Problem to solve: Repeat each line exactly, leaving nothing out.

Data extract:
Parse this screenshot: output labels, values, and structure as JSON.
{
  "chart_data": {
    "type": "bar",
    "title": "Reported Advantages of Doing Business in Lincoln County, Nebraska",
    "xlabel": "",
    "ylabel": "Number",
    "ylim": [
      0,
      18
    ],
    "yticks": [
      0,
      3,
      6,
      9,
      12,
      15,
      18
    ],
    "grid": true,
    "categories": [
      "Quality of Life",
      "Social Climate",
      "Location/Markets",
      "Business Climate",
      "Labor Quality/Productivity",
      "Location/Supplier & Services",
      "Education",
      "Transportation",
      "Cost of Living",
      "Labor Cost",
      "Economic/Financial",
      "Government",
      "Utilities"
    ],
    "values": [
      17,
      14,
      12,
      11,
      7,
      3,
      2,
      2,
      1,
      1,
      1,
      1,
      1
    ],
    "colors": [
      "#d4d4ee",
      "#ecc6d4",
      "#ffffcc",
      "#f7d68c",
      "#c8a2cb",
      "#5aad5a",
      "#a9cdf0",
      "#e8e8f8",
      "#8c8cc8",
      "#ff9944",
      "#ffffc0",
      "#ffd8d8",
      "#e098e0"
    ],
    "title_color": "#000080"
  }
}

The solution:
Parse this screenshot: output labels, values, and structure as JSON.
{
  "chart_data": {
    "type": "bar",
    "title": "Reported Advantages of Doing Business in Lincoln County, Nebraska",
    "xlabel": "",
    "ylabel": "Number",
    "ylim": [
      0,
      18
    ],
    "yticks": [
      0,
      3,
      6,
      9,
      12,
      15,
      18
    ],
    "grid": true,
    "categories": [
      "Quality of Life",
      "Social Climate",
      "Location/Markets",
      "Business Climate",
      "Labor Quality/Productivity",
      "Location/Supplier & Services",
      "Education",
      "Transportation",
      "Cost of Living",
      "Labor Cost",
      "Economic/Financial",
      "Government",
      "Utilities"
    ],
    "values": [
      17,
      14,
      12,
      11,
      7,
      3,
      2,
      2,
      1,
      1,
      1,
      1,
      1
    ],
    "colors": [
      "#d4d4ee",
      "#ecc6d4",
      "#ffffcc",
      "#f7d68c",
      "#c8a2cb",
      "#5aad5a",
      "#a9cdf0",
      "#e8e8f8",
      "#8c8cc8",
      "#ff9944",
      "#ffffc0",
      "#ffd8d8",
      "#e098e0"
    ],
    "title_color": "#000080"
  }
}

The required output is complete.